• **DIRECTIVE**
Write out all the entries word for word, but skip any images.

• **RECORDS SUPPLIED**
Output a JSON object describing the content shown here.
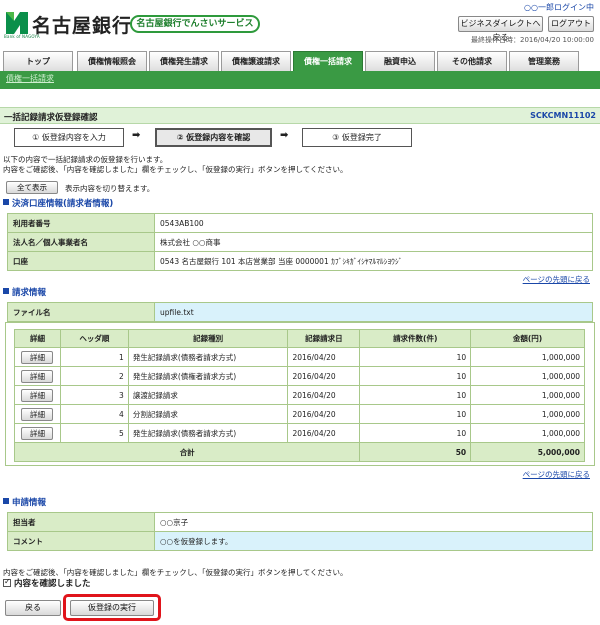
{
  "header": {
    "bank_name": "名古屋銀行",
    "logo_sub": "Bank of NAGOYA",
    "service_name": "名古屋銀行でんさいサービス",
    "login_user": "○○一郎ログイン中",
    "direct_button": "ビジネスダイレクトへ戻る",
    "logout_button": "ログアウト",
    "last_operation": "最終操作日時：2016/04/20 10:00:00"
  },
  "tabs": [
    "トップ",
    "債権情報照会",
    "債権発生請求",
    "債権譲渡請求",
    "債権一括請求",
    "融資申込",
    "その他請求",
    "管理業務"
  ],
  "active_tab": "債権一括請求",
  "breadcrumb": "債権一括請求",
  "page": {
    "title": "一括記録請求仮登録確認",
    "screen_code": "SCKCMN11102"
  },
  "steps": {
    "step1": "① 仮登録内容を入力",
    "step2": "② 仮登録内容を確認",
    "step3": "③ 仮登録完了",
    "arrow": "➡"
  },
  "intro": {
    "line1": "以下の内容で一括記録請求の仮登録を行います。",
    "line2": "内容をご確認後、「内容を確認しました」欄をチェックし、「仮登録の実行」ボタンを押してください。",
    "show_all_button": "全て表示",
    "show_all_text": "表示内容を切り替えます。"
  },
  "settlement": {
    "heading": "決済口座情報(請求者情報)",
    "user_no_label": "利用者番号",
    "user_no": "0543AB100",
    "corp_label": "法人名／個人事業者名",
    "corp": "株式会社 ○○商事",
    "account_label": "口座",
    "account": "0543 名古屋銀行 101 本店営業部 当座 0000001 ｶﾌﾞｼｷｶﾞｲｼﾔﾏﾙﾏﾙｼﾖｳｼﾞ"
  },
  "to_top": "ページの先頭に戻る",
  "request": {
    "heading": "請求情報",
    "file_label": "ファイル名",
    "file_name": "upfile.txt",
    "columns": [
      "詳細",
      "ヘッダ順",
      "記録種別",
      "記録請求日",
      "請求件数(件)",
      "金額(円)"
    ],
    "detail_label": "詳細",
    "rows": [
      {
        "order": "1",
        "type": "発生記録請求(債務者請求方式)",
        "date": "2016/04/20",
        "count": "10",
        "amount": "1,000,000"
      },
      {
        "order": "2",
        "type": "発生記録請求(債権者請求方式)",
        "date": "2016/04/20",
        "count": "10",
        "amount": "1,000,000"
      },
      {
        "order": "3",
        "type": "譲渡記録請求",
        "date": "2016/04/20",
        "count": "10",
        "amount": "1,000,000"
      },
      {
        "order": "4",
        "type": "分割記録請求",
        "date": "2016/04/20",
        "count": "10",
        "amount": "1,000,000"
      },
      {
        "order": "5",
        "type": "発生記録請求(債務者請求方式)",
        "date": "2016/04/20",
        "count": "10",
        "amount": "1,000,000"
      }
    ],
    "total_label": "合計",
    "total_count": "50",
    "total_amount": "5,000,000"
  },
  "application": {
    "heading": "申請情報",
    "person_label": "担当者",
    "person": "○○京子",
    "comment_label": "コメント",
    "comment": "○○を仮登録します。"
  },
  "confirm": {
    "text": "内容をご確認後、「内容を確認しました」欄をチェックし、「仮登録の実行」ボタンを押してください。",
    "checkbox_label": "内容を確認しました",
    "checked": true
  },
  "footer": {
    "back_button": "戻る",
    "execute_button": "仮登録の実行"
  },
  "colors": {
    "brand_green": "#3a9a44",
    "link_blue": "#1a47a8",
    "highlight_red": "#e0141b"
  }
}
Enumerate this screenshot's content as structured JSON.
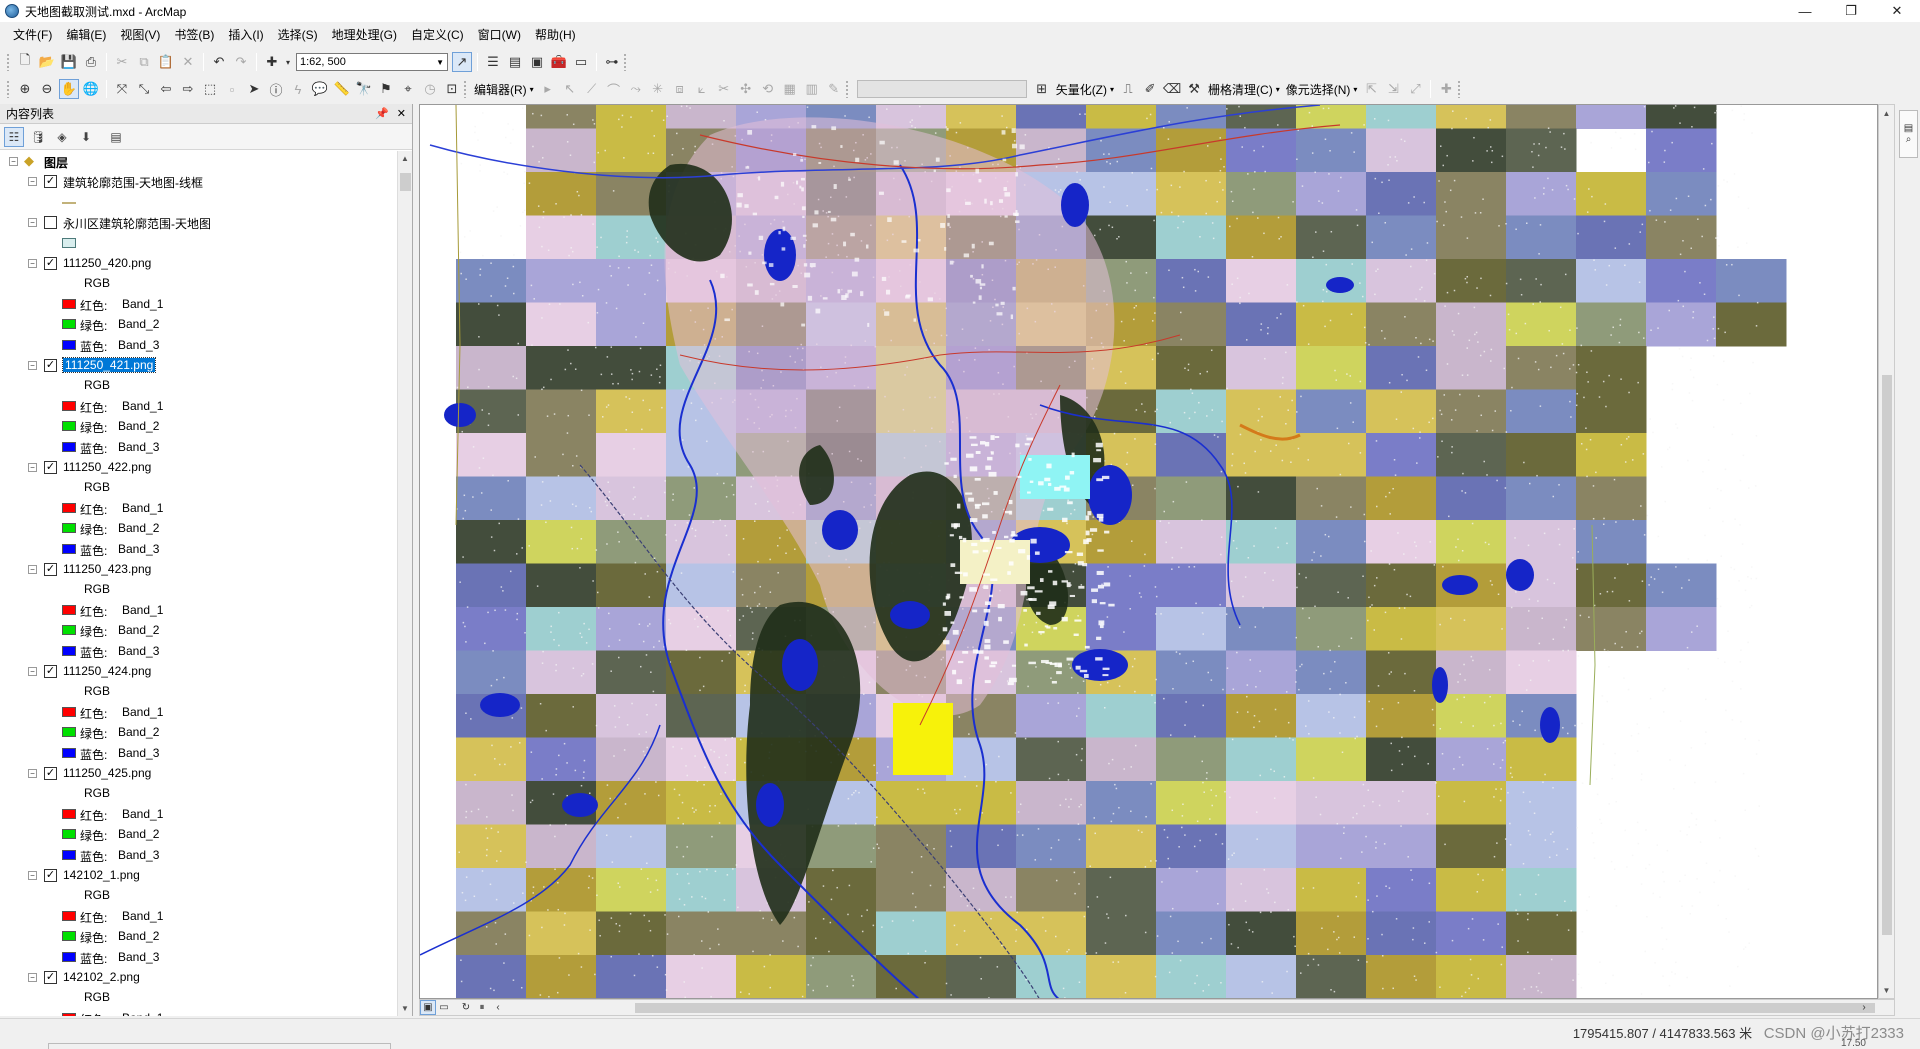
{
  "window": {
    "title": "天地图截取测试.mxd - ArcMap",
    "minimize_icon": "minimize-icon",
    "maximize_icon": "restore-icon",
    "close_icon": "close-icon"
  },
  "menu": [
    "文件(F)",
    "编辑(E)",
    "视图(V)",
    "书签(B)",
    "插入(I)",
    "选择(S)",
    "地理处理(G)",
    "自定义(C)",
    "窗口(W)",
    "帮助(H)"
  ],
  "toolbar1": {
    "scale": "1:62, 500"
  },
  "toolbar2": {
    "editor_label": "编辑器(R)",
    "vectorize_label": "矢量化(Z)",
    "raster_cleanup_label": "栅格清理(C)",
    "pixel_select_label": "像元选择(N)"
  },
  "toc": {
    "title": "内容列表",
    "pin_icon": "pin-icon",
    "close_icon": "close-icon",
    "root_label": "图层",
    "layers": [
      {
        "name": "建筑轮廓范围-天地图-线框",
        "checked": true,
        "symbol": "line"
      },
      {
        "name": "永川区建筑轮廓范围-天地图",
        "checked": false,
        "symbol": "polygon"
      },
      {
        "name": "111250_420.png",
        "checked": true,
        "symbol": "rgb",
        "selected": false
      },
      {
        "name": "111250_421.png",
        "checked": true,
        "symbol": "rgb",
        "selected": true
      },
      {
        "name": "111250_422.png",
        "checked": true,
        "symbol": "rgb",
        "selected": false
      },
      {
        "name": "111250_423.png",
        "checked": true,
        "symbol": "rgb",
        "selected": false
      },
      {
        "name": "111250_424.png",
        "checked": true,
        "symbol": "rgb",
        "selected": false
      },
      {
        "name": "111250_425.png",
        "checked": true,
        "symbol": "rgb",
        "selected": false
      },
      {
        "name": "142102_1.png",
        "checked": true,
        "symbol": "rgb",
        "selected": false
      },
      {
        "name": "142102_2.png",
        "checked": true,
        "symbol": "rgb",
        "selected": false
      }
    ],
    "rgb_label": "RGB",
    "bands": [
      {
        "channel": "红色:",
        "band": "Band_1",
        "color": "#ff0000"
      },
      {
        "channel": "绿色:",
        "band": "Band_2",
        "color": "#00e000"
      },
      {
        "channel": "蓝色:",
        "band": "Band_3",
        "color": "#0000ff"
      }
    ]
  },
  "status": {
    "coordinates": "1795415.807 / 4147833.563 米",
    "watermark": "CSDN @小苏打2333",
    "secondary": "17.50"
  },
  "map": {
    "tile_colors": [
      "#6b6a3c",
      "#d6c25a",
      "#c9b6cc",
      "#7a7dc8",
      "#a9a5d8",
      "#5d6552",
      "#b7c3e6",
      "#7b8cc0",
      "#8a8463",
      "#d8c4dd",
      "#c9bb45",
      "#9ecfd0",
      "#434d3c",
      "#e7cfe4",
      "#cfd45e",
      "#6a73b5",
      "#8f9b7a",
      "#b39d3a"
    ]
  }
}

• **RESULT OF THIS TASK**
Output a JSON object describing the content shown here.
{
  "header": {
    "bank_name": "名古屋銀行",
    "logo_sub": "Bank of NAGOYA",
    "service_name": "名古屋銀行でんさいサービス",
    "login_user": "○○一郎ログイン中",
    "direct_button": "ビジネスダイレクトへ戻る",
    "logout_button": "ログアウト",
    "last_operation": "最終操作日時：2016/04/20 10:00:00"
  },
  "tabs": [
    "トップ",
    "債権情報照会",
    "債権発生請求",
    "債権譲渡請求",
    "債権一括請求",
    "融資申込",
    "その他請求",
    "管理業務"
  ],
  "active_tab": "債権一括請求",
  "breadcrumb": "債権一括請求",
  "page": {
    "title": "一括記録請求仮登録確認",
    "screen_code": "SCKCMN11102"
  },
  "steps": {
    "step1": "① 仮登録内容を入力",
    "step2": "② 仮登録内容を確認",
    "step3": "③ 仮登録完了",
    "arrow": "➡"
  },
  "intro": {
    "line1": "以下の内容で一括記録請求の仮登録を行います。",
    "line2": "内容をご確認後、「内容を確認しました」欄をチェックし、「仮登録の実行」ボタンを押してください。",
    "show_all_button": "全て表示",
    "show_all_text": "表示内容を切り替えます。"
  },
  "settlement": {
    "heading": "決済口座情報(請求者情報)",
    "user_no_label": "利用者番号",
    "user_no": "0543AB100",
    "corp_label": "法人名／個人事業者名",
    "corp": "株式会社 ○○商事",
    "account_label": "口座",
    "account": "0543 名古屋銀行 101 本店営業部 当座 0000001 ｶﾌﾞｼｷｶﾞｲｼﾔﾏﾙﾏﾙｼﾖｳｼﾞ"
  },
  "to_top": "ページの先頭に戻る",
  "request": {
    "heading": "請求情報",
    "file_label": "ファイル名",
    "file_name": "upfile.txt",
    "columns": [
      "詳細",
      "ヘッダ順",
      "記録種別",
      "記録請求日",
      "請求件数(件)",
      "金額(円)"
    ],
    "detail_label": "詳細",
    "rows": [
      {
        "order": "1",
        "type": "発生記録請求(債務者請求方式)",
        "date": "2016/04/20",
        "count": "10",
        "amount": "1,000,000"
      },
      {
        "order": "2",
        "type": "発生記録請求(債権者請求方式)",
        "date": "2016/04/20",
        "count": "10",
        "amount": "1,000,000"
      },
      {
        "order": "3",
        "type": "譲渡記録請求",
        "date": "2016/04/20",
        "count": "10",
        "amount": "1,000,000"
      },
      {
        "order": "4",
        "type": "分割記録請求",
        "date": "2016/04/20",
        "count": "10",
        "amount": "1,000,000"
      },
      {
        "order": "5",
        "type": "発生記録請求(債務者請求方式)",
        "date": "2016/04/20",
        "count": "10",
        "amount": "1,000,000"
      }
    ],
    "total_label": "合計",
    "total_count": "50",
    "total_amount": "5,000,000"
  },
  "application": {
    "heading": "申請情報",
    "person_label": "担当者",
    "person": "○○京子",
    "comment_label": "コメント",
    "comment": "○○を仮登録します。"
  },
  "confirm": {
    "text": "内容をご確認後、「内容を確認しました」欄をチェックし、「仮登録の実行」ボタンを押してください。",
    "checkbox_label": "内容を確認しました",
    "checked": true
  },
  "footer": {
    "back_button": "戻る",
    "execute_button": "仮登録の実行"
  },
  "colors": {
    "brand_green": "#3a9a44",
    "link_blue": "#1a47a8",
    "highlight_red": "#e0141b"
  }
}
Enumerate this screenshot's content as structured JSON.
{
  "window": {
    "title": "天地图截取测试.mxd - ArcMap",
    "minimize_icon": "minimize-icon",
    "maximize_icon": "restore-icon",
    "close_icon": "close-icon"
  },
  "menu": [
    "文件(F)",
    "编辑(E)",
    "视图(V)",
    "书签(B)",
    "插入(I)",
    "选择(S)",
    "地理处理(G)",
    "自定义(C)",
    "窗口(W)",
    "帮助(H)"
  ],
  "toolbar1": {
    "scale": "1:62, 500"
  },
  "toolbar2": {
    "editor_label": "编辑器(R)",
    "vectorize_label": "矢量化(Z)",
    "raster_cleanup_label": "栅格清理(C)",
    "pixel_select_label": "像元选择(N)"
  },
  "toc": {
    "title": "内容列表",
    "pin_icon": "pin-icon",
    "close_icon": "close-icon",
    "root_label": "图层",
    "layers": [
      {
        "name": "建筑轮廓范围-天地图-线框",
        "checked": true,
        "symbol": "line"
      },
      {
        "name": "永川区建筑轮廓范围-天地图",
        "checked": false,
        "symbol": "polygon"
      },
      {
        "name": "111250_420.png",
        "checked": true,
        "symbol": "rgb",
        "selected": false
      },
      {
        "name": "111250_421.png",
        "checked": true,
        "symbol": "rgb",
        "selected": true
      },
      {
        "name": "111250_422.png",
        "checked": true,
        "symbol": "rgb",
        "selected": false
      },
      {
        "name": "111250_423.png",
        "checked": true,
        "symbol": "rgb",
        "selected": false
      },
      {
        "name": "111250_424.png",
        "checked": true,
        "symbol": "rgb",
        "selected": false
      },
      {
        "name": "111250_425.png",
        "checked": true,
        "symbol": "rgb",
        "selected": false
      },
      {
        "name": "142102_1.png",
        "checked": true,
        "symbol": "rgb",
        "selected": false
      },
      {
        "name": "142102_2.png",
        "checked": true,
        "symbol": "rgb",
        "selected": false
      }
    ],
    "rgb_label": "RGB",
    "bands": [
      {
        "channel": "红色:",
        "band": "Band_1",
        "color": "#ff0000"
      },
      {
        "channel": "绿色:",
        "band": "Band_2",
        "color": "#00e000"
      },
      {
        "channel": "蓝色:",
        "band": "Band_3",
        "color": "#0000ff"
      }
    ]
  },
  "status": {
    "coordinates": "1795415.807 / 4147833.563 米",
    "watermark": "CSDN @小苏打2333",
    "secondary": "17.50"
  },
  "map": {
    "tile_colors": [
      "#6b6a3c",
      "#d6c25a",
      "#c9b6cc",
      "#7a7dc8",
      "#a9a5d8",
      "#5d6552",
      "#b7c3e6",
      "#7b8cc0",
      "#8a8463",
      "#d8c4dd",
      "#c9bb45",
      "#9ecfd0",
      "#434d3c",
      "#e7cfe4",
      "#cfd45e",
      "#6a73b5",
      "#8f9b7a",
      "#b39d3a"
    ]
  }
}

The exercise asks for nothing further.